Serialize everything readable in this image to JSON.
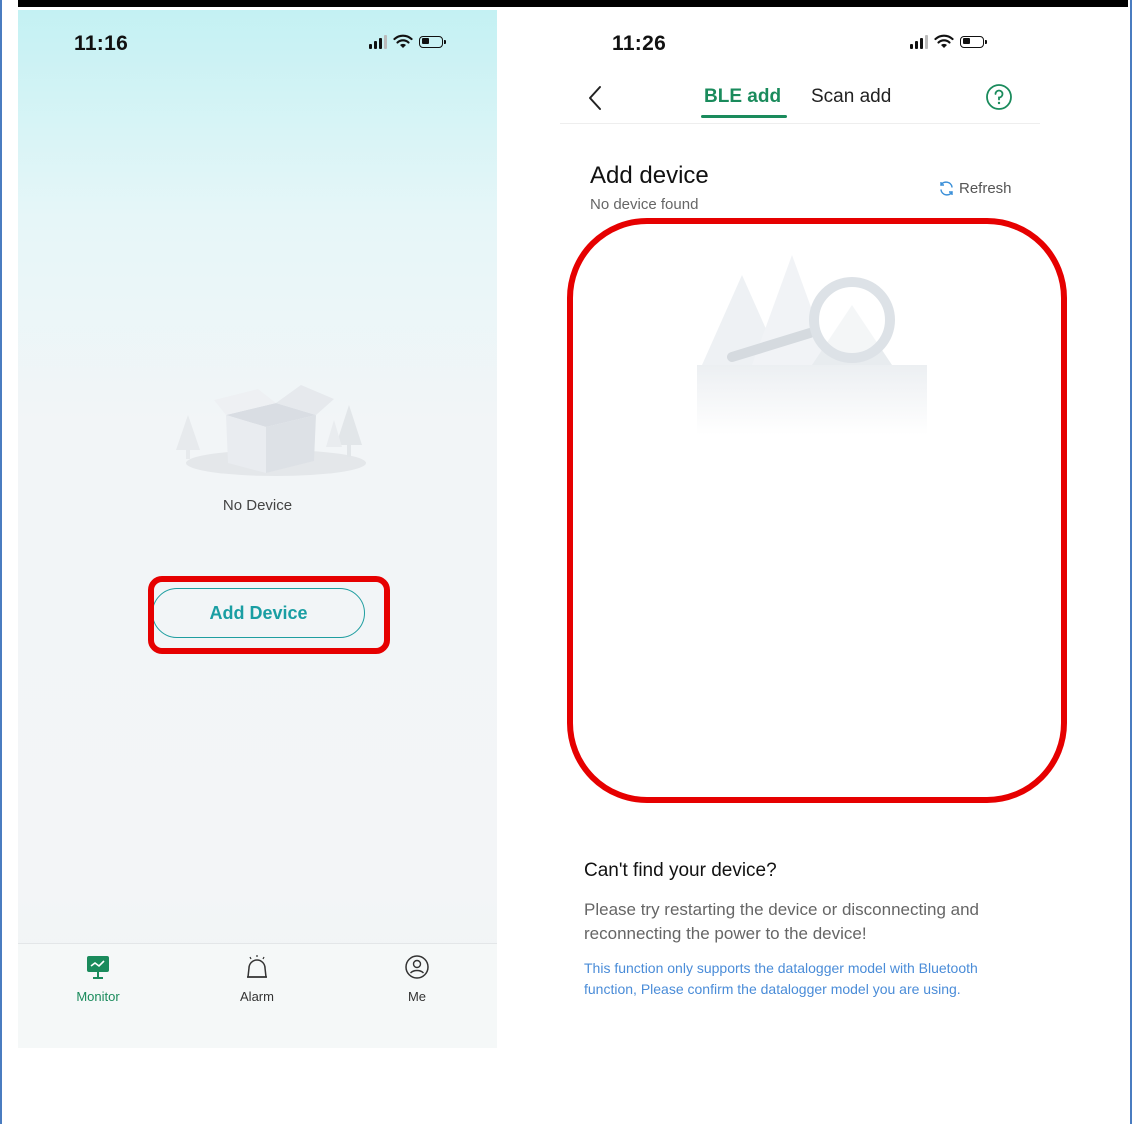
{
  "left_screen": {
    "status_time": "11:16",
    "empty_label": "No Device",
    "add_button_label": "Add Device",
    "tabs": [
      {
        "label": "Monitor",
        "icon": "monitor-icon",
        "active": true
      },
      {
        "label": "Alarm",
        "icon": "alarm-bell-icon",
        "active": false
      },
      {
        "label": "Me",
        "icon": "user-icon",
        "active": false
      }
    ]
  },
  "right_screen": {
    "status_time": "11:26",
    "tabs": [
      {
        "label": "BLE add",
        "active": true
      },
      {
        "label": "Scan add",
        "active": false
      }
    ],
    "title": "Add device",
    "subtitle": "No device found",
    "refresh_label": "Refresh",
    "help_title": "Can't find your device?",
    "help_text": "Please try restarting the device or disconnecting and reconnecting the power to the device!",
    "help_note": "This function only supports the datalogger model with Bluetooth function, Please confirm the datalogger model you are using."
  },
  "colors": {
    "accent_teal": "#1a9ea3",
    "accent_green": "#1a8b5c",
    "highlight_red": "#e60000",
    "note_blue": "#4a8cd8"
  }
}
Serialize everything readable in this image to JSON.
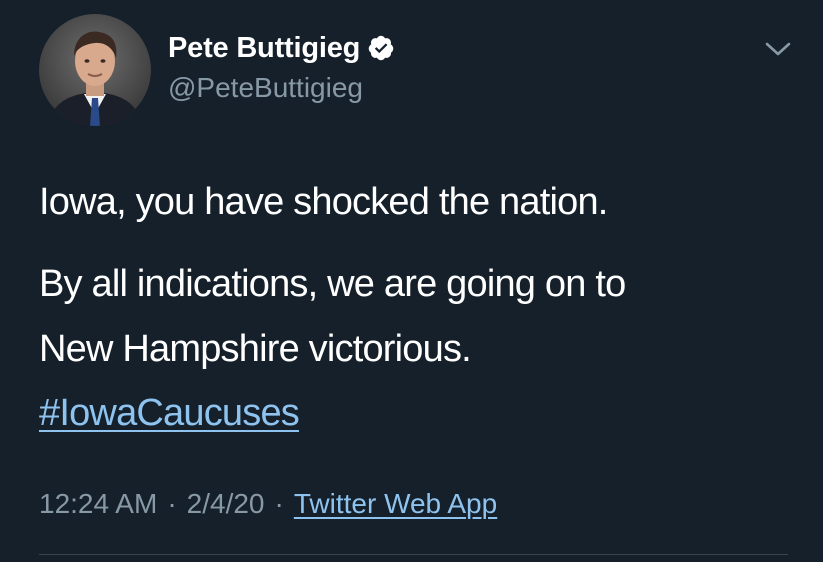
{
  "tweet": {
    "author": {
      "display_name": "Pete Buttigieg",
      "handle": "@PeteButtigieg",
      "verified": true
    },
    "text_lines": [
      "Iowa, you have shocked the nation.",
      "By all indications, we are going on to",
      "New Hampshire victorious."
    ],
    "hashtag": "#IowaCaucuses",
    "time": "12:24 AM",
    "separator": "·",
    "date": "2/4/20",
    "source": "Twitter Web App"
  },
  "icons": {
    "avatar": "profile-photo",
    "verified": "verified-badge-icon",
    "menu": "chevron-down-icon"
  },
  "colors": {
    "background": "#15202b",
    "text": "#ffffff",
    "secondary": "#8899a6",
    "link": "#8ec3ef",
    "divider": "#38444d"
  }
}
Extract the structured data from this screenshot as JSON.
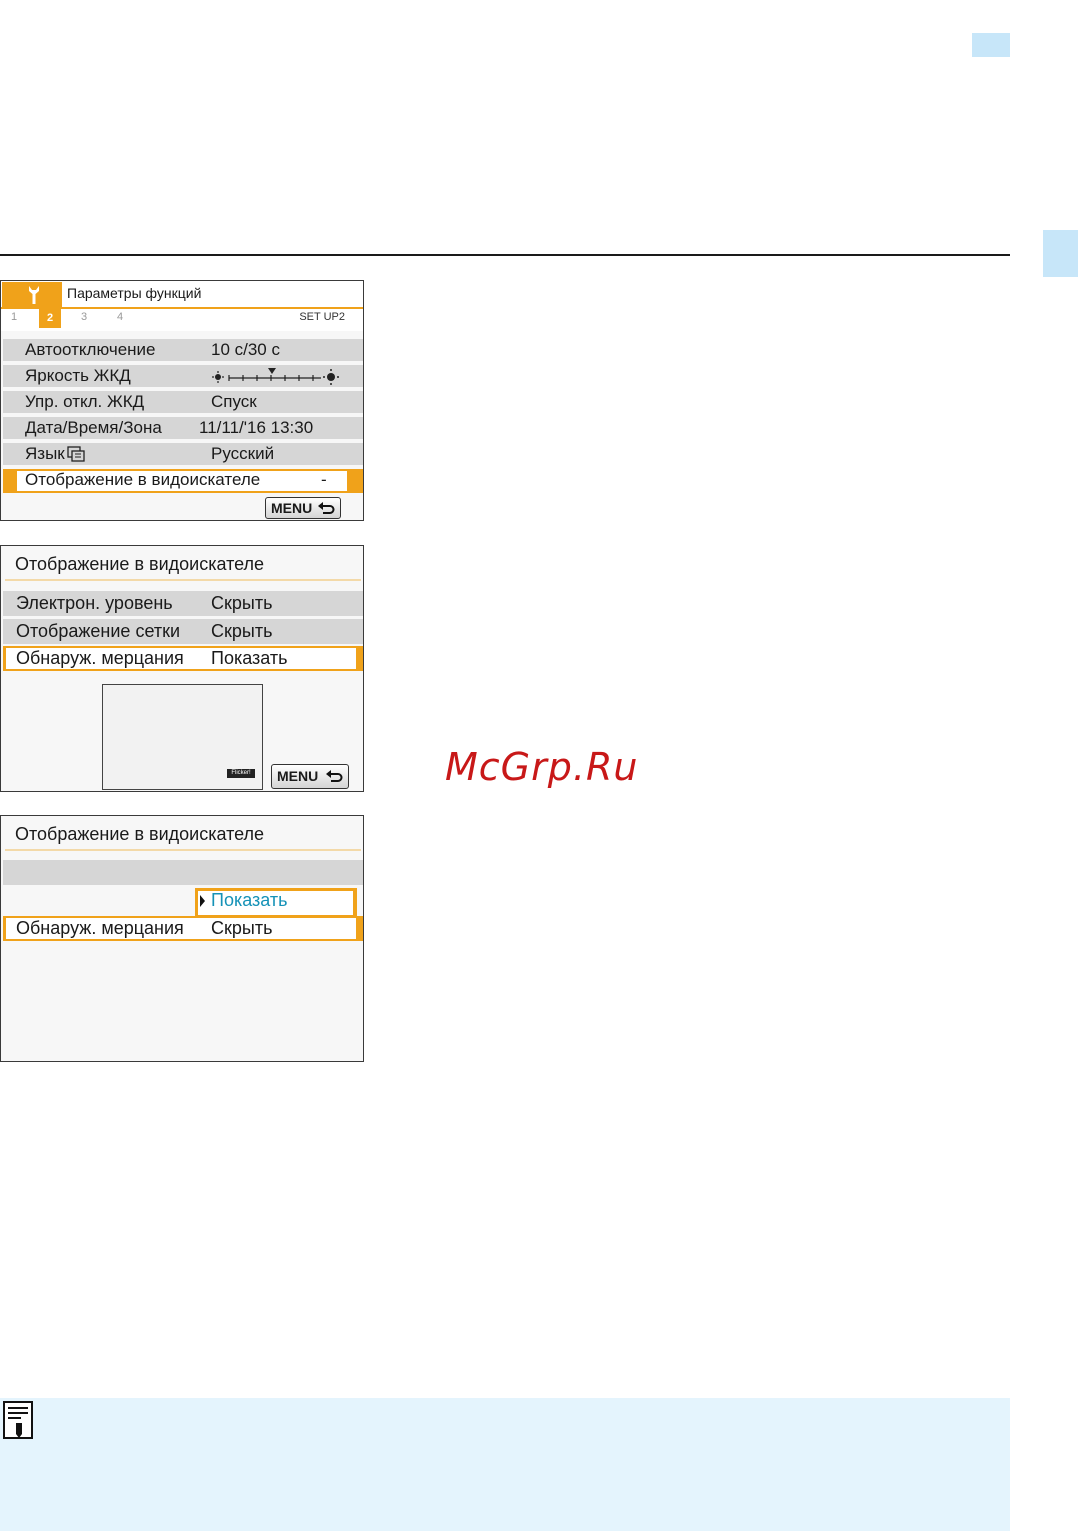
{
  "screen1": {
    "title": "Параметры функций",
    "tabs": [
      "1",
      "2",
      "3",
      "4"
    ],
    "active_tab": "2",
    "tab_code": "SET UP2",
    "rows": [
      {
        "label": "Автоотключение",
        "value": "10 с/30 с"
      },
      {
        "label": "Яркость ЖКД",
        "value": ""
      },
      {
        "label": "Упр. откл. ЖКД",
        "value": "Спуск"
      },
      {
        "label": "Дата/Время/Зона",
        "value": "11/11/'16 13:30"
      },
      {
        "label": "Язык",
        "value": "Русский"
      },
      {
        "label": "Отображение в видоискателе",
        "value": "-"
      }
    ],
    "menu_label": "MENU"
  },
  "screen2": {
    "title": "Отображение в видоискателе",
    "rows": [
      {
        "label": "Электрон. уровень",
        "value": "Скрыть"
      },
      {
        "label": "Отображение сетки",
        "value": "Скрыть"
      },
      {
        "label": "Обнаруж. мерцания",
        "value": "Показать"
      }
    ],
    "flicker_icon_label": "Flicker!",
    "menu_label": "MENU"
  },
  "screen3": {
    "title": "Отображение в видоискателе",
    "option": "Показать",
    "row": {
      "label": "Обнаруж. мерцания",
      "value": "Скрыть"
    }
  },
  "watermark": "McGrp.Ru",
  "colors": {
    "accent": "#f0a21a",
    "tab_blue": "#c7e6f9",
    "note_bg": "#e4f4fd",
    "option_blue": "#1592b7"
  }
}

• _Instructions to follow_
Repeat each entry above word for word, leaving every picture out.

• _Finished answer_
Serialize everything readable in this image to JSON.
{
  "left_screen": {
    "status_time": "11:16",
    "empty_label": "No Device",
    "add_button_label": "Add Device",
    "tabs": [
      {
        "label": "Monitor",
        "icon": "monitor-icon",
        "active": true
      },
      {
        "label": "Alarm",
        "icon": "alarm-bell-icon",
        "active": false
      },
      {
        "label": "Me",
        "icon": "user-icon",
        "active": false
      }
    ]
  },
  "right_screen": {
    "status_time": "11:26",
    "tabs": [
      {
        "label": "BLE add",
        "active": true
      },
      {
        "label": "Scan add",
        "active": false
      }
    ],
    "title": "Add device",
    "subtitle": "No device found",
    "refresh_label": "Refresh",
    "help_title": "Can't find your device?",
    "help_text": "Please try restarting the device or disconnecting and reconnecting the power to the device!",
    "help_note": "This function only supports the datalogger model with Bluetooth function, Please confirm the datalogger model you are using."
  },
  "colors": {
    "accent_teal": "#1a9ea3",
    "accent_green": "#1a8b5c",
    "highlight_red": "#e60000",
    "note_blue": "#4a8cd8"
  }
}
Serialize everything readable in this image to JSON.
{
  "tweet": {
    "author": {
      "display_name": "Pete Buttigieg",
      "handle": "@PeteButtigieg",
      "verified": true
    },
    "text_lines": [
      "Iowa, you have shocked the nation.",
      "By all indications, we are going on to",
      "New Hampshire victorious."
    ],
    "hashtag": "#IowaCaucuses",
    "time": "12:24 AM",
    "separator": "·",
    "date": "2/4/20",
    "source": "Twitter Web App"
  },
  "icons": {
    "avatar": "profile-photo",
    "verified": "verified-badge-icon",
    "menu": "chevron-down-icon"
  },
  "colors": {
    "background": "#15202b",
    "text": "#ffffff",
    "secondary": "#8899a6",
    "link": "#8ec3ef",
    "divider": "#38444d"
  }
}
Extract the structured data from this screenshot as JSON.
{
  "screen1": {
    "title": "Параметры функций",
    "tabs": [
      "1",
      "2",
      "3",
      "4"
    ],
    "active_tab": "2",
    "tab_code": "SET UP2",
    "rows": [
      {
        "label": "Автоотключение",
        "value": "10 с/30 с"
      },
      {
        "label": "Яркость ЖКД",
        "value": ""
      },
      {
        "label": "Упр. откл. ЖКД",
        "value": "Спуск"
      },
      {
        "label": "Дата/Время/Зона",
        "value": "11/11/'16 13:30"
      },
      {
        "label": "Язык",
        "value": "Русский"
      },
      {
        "label": "Отображение в видоискателе",
        "value": "-"
      }
    ],
    "menu_label": "MENU"
  },
  "screen2": {
    "title": "Отображение в видоискателе",
    "rows": [
      {
        "label": "Электрон. уровень",
        "value": "Скрыть"
      },
      {
        "label": "Отображение сетки",
        "value": "Скрыть"
      },
      {
        "label": "Обнаруж. мерцания",
        "value": "Показать"
      }
    ],
    "flicker_icon_label": "Flicker!",
    "menu_label": "MENU"
  },
  "screen3": {
    "title": "Отображение в видоискателе",
    "option": "Показать",
    "row": {
      "label": "Обнаруж. мерцания",
      "value": "Скрыть"
    }
  },
  "watermark": "McGrp.Ru",
  "colors": {
    "accent": "#f0a21a",
    "tab_blue": "#c7e6f9",
    "note_bg": "#e4f4fd",
    "option_blue": "#1592b7"
  }
}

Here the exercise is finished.